PASSAGE PROVIDED:
--------

We all remember the shock late last year when young Pakistani girl, Malala Yousafzai, was shot – in broad daylight – by a Taliban assassin. The teenager recovered, resettled in the UK and then heroically addressed the United Nations on her 16th birthday – this month – vowing not to be silenced by terrorists.
Nine months after a gunman shot her on a bus in Pakistan’s Swat Valley for demanding education for girls, Malala Yousafzai received multiple standing ovations at the United Nations Youth Assembly in New York. She addressed nearly 1,000 students from around the world and her speech was immediately hailed for its power.
Bravely, Ms Yousafzai showed the attack on her had done nothing to dim her passion for girls’ education. She has not returned to Pakistan, due to persistent Taliban threats against her.
In what can only be described as a surprising turnaround, a Taliban commander has written to Ms Yousafzai, saying he regretted her shooting last year by militants and has urged her to come home ::::
In a fiery, densely written letter packed with references to philosophers and politicians, commander Adnan Rasheed said he wished he could have told her to “refrain from anti-Taliban activities” to prevent the attack.
“My all emotions were brotherly for you because we belong to same Yousafzai tribe,” he wrote in the English-language letter dated July 15 and confirmed as authentic by the Taliban. “When you were attacked it was shocking for me. I wished it would never happened and I had advised you before. At the end I advise you to come back home.”
Rasheed’s rant neither apologised nor does the Taliban commander condemn the terrorist groups attack on Malala, saying the judgement should be left to god. Rasheed’s goes on to says that the group is not “against education of any men or women or girls”. Instead he claims Malala was targeted because she campaigned to “malign – the Taliban’s – efforts to establish the Islamic system”.
In her speech to the UN, Ms Yousafzai showed the attack on her had done nothing to dim her passion for girls’ education, speaking eloquently with no sign of her nine month fight for life.
“Let us pick up our books and pens, they are our most powerful weapons,” Ms Yousafzai said. “One child, one teacher … can change the world.”

--------

DATASET EXTRACT:
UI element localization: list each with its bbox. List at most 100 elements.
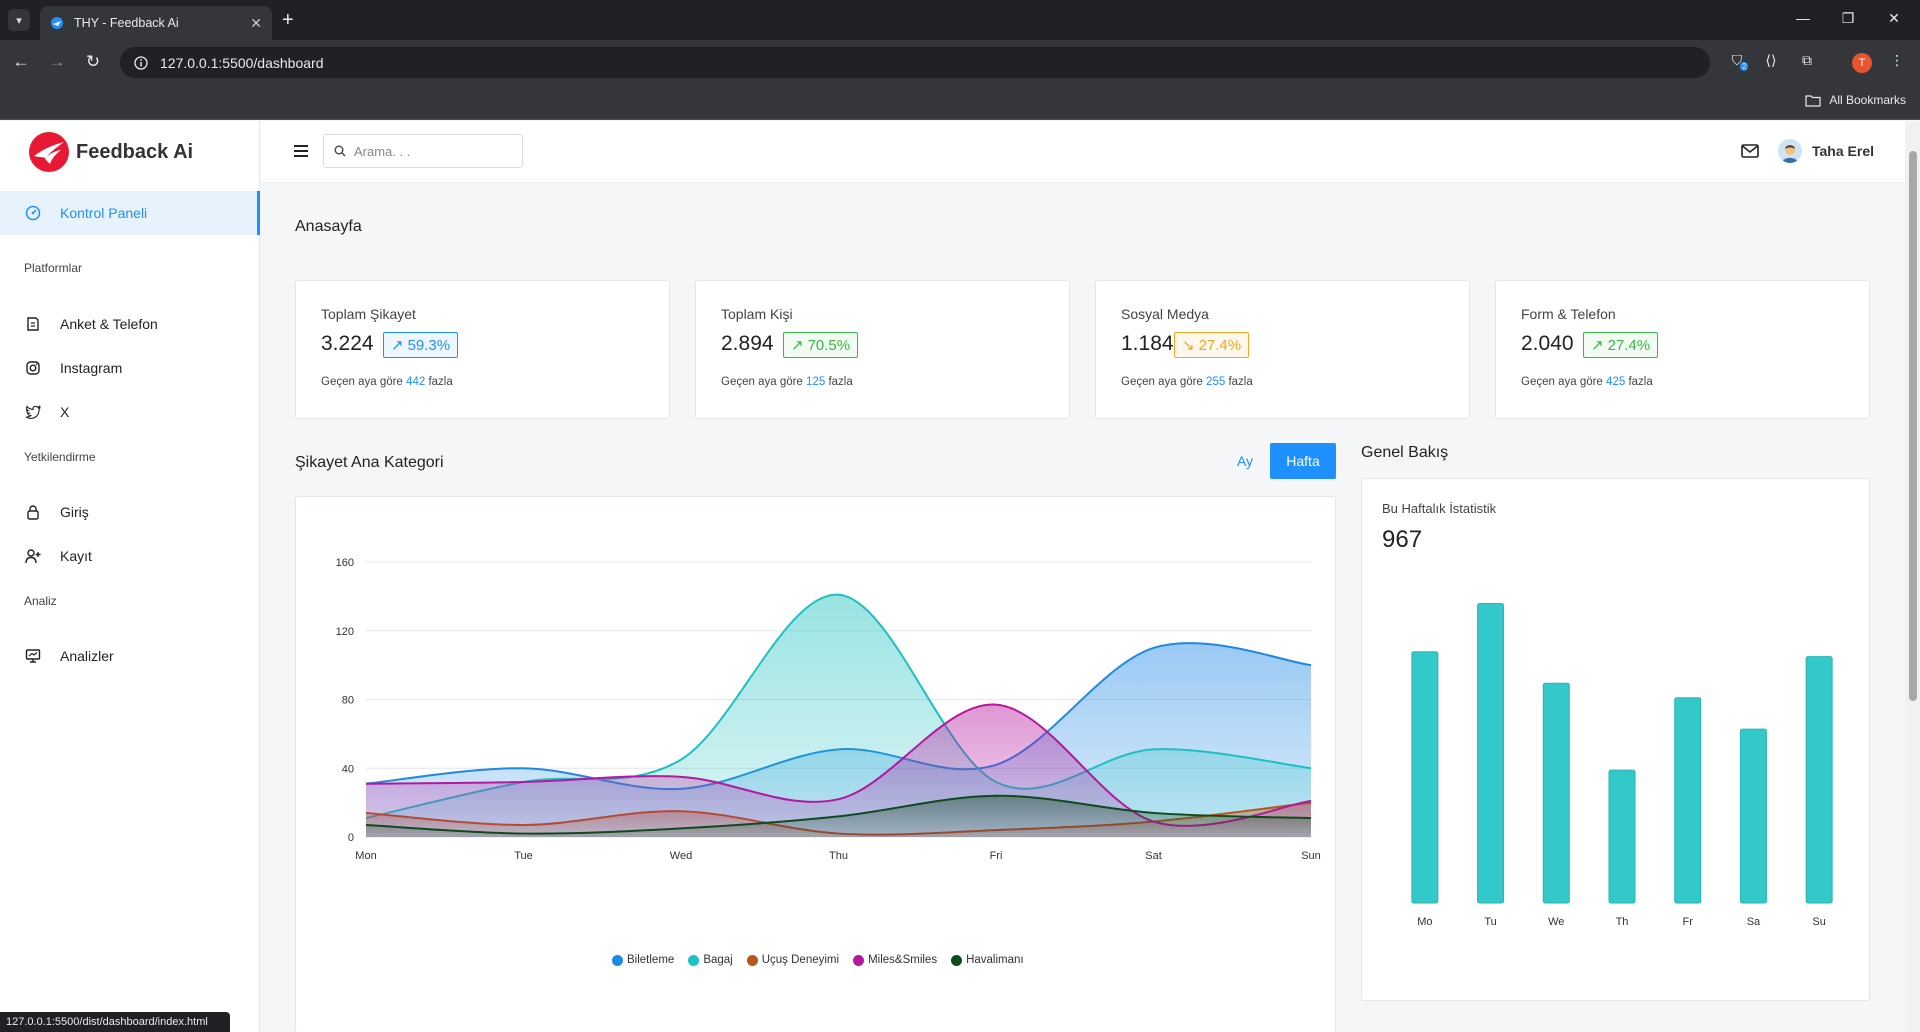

--------

GIVEN EXERCISE:
Condense the paragraph in the article about Malala Yousafzai that begins "Nine months after a gunman" into a short bulleted list that keeps its main facts. Base your work solely on the article about Malala Yousafzai.

WORKED ANSWER:
- Nine months after being shot on a bus in Pakistan's Swat Valley for demanding girls' education, Malala Yousafzai spoke at the UN Youth Assembly in New York.
- She addressed nearly 1,000 students from around the world.
- She received multiple standing ovations.
- Her speech was immediately hailed for its power.